Your task: Keep the wording of each record exactly the same when you repeat it, and leave out pictures.

>>>

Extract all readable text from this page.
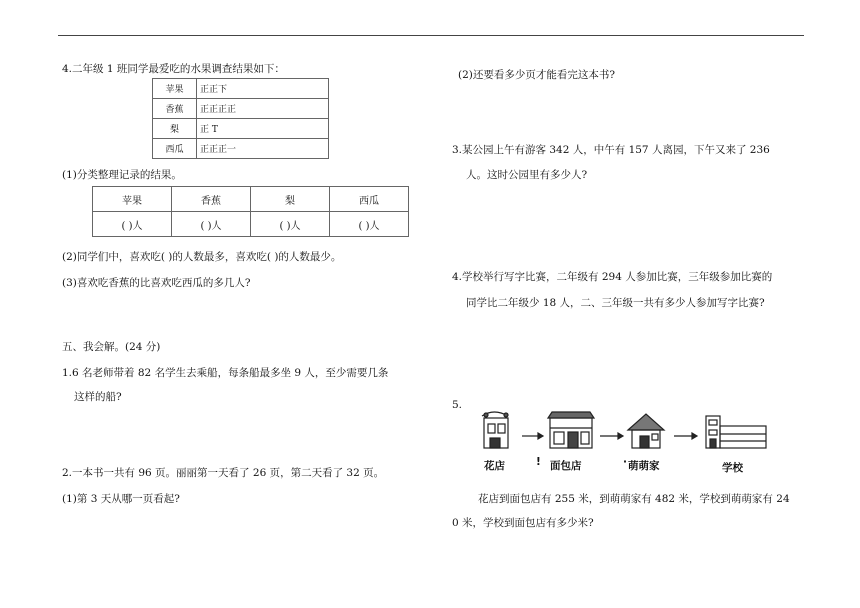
4.二年级 1 班同学最爱吃的水果调查结果如下：
苹果	正正下
香蕉	正正正正
梨	正 T
西瓜	正正正一
(1)分类整理记录的结果。
苹果	香蕉	梨	西瓜
( )人	( )人	( )人	( )人
(2)同学们中，喜欢吃( )的人数最多，喜欢吃( )的人数最少。
(3)喜欢吃香蕉的比喜欢吃西瓜的多几人?
五、我会解。(24 分)
1.6 名老师带着 82 名学生去乘船，每条船最多坐 9 人，至少需要几条
这样的船?
2.一本书一共有 96 页。丽丽第一天看了 26 页，第二天看了 32 页。
(1)第 3 天从哪一页看起?
(2)还要看多少页才能看完这本书?
3.某公园上午有游客 342 人，中午有 157 人离园，下午又来了 236
人。这时公园里有多少人?
4.学校举行写字比赛，二年级有 294 人参加比赛，三年级参加比赛的
同学比二年级少 18 人，二、三年级一共有多少人参加写字比赛?
5.
花店	! 面包店	· 萌萌家	学校
花店到面包店有 255 米，到萌萌家有 482 米，学校到萌萌家有 24
0 米，学校到面包店有多少米?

<<<

Answer to this task:
Extract all readable text from this page.
4.二年级 1 班同学最爱吃的水果调查结果如下：
苹果	正正下
香蕉	正正正正
梨	正 T
西瓜	正正正一
(1)分类整理记录的结果。
苹果	香蕉	梨	西瓜
( )人	( )人	( )人	( )人
(2)同学们中，喜欢吃( )的人数最多，喜欢吃( )的人数最少。
(3)喜欢吃香蕉的比喜欢吃西瓜的多几人?
五、我会解。(24 分)
1.6 名老师带着 82 名学生去乘船，每条船最多坐 9 人，至少需要几条
这样的船?
2.一本书一共有 96 页。丽丽第一天看了 26 页，第二天看了 32 页。
(1)第 3 天从哪一页看起?
(2)还要看多少页才能看完这本书?
3.某公园上午有游客 342 人，中午有 157 人离园，下午又来了 236
人。这时公园里有多少人?
4.学校举行写字比赛，二年级有 294 人参加比赛，三年级参加比赛的
同学比二年级少 18 人，二、三年级一共有多少人参加写字比赛?
5.
花店	! 面包店	· 萌萌家	学校
花店到面包店有 255 米，到萌萌家有 482 米，学校到萌萌家有 24
0 米，学校到面包店有多少米?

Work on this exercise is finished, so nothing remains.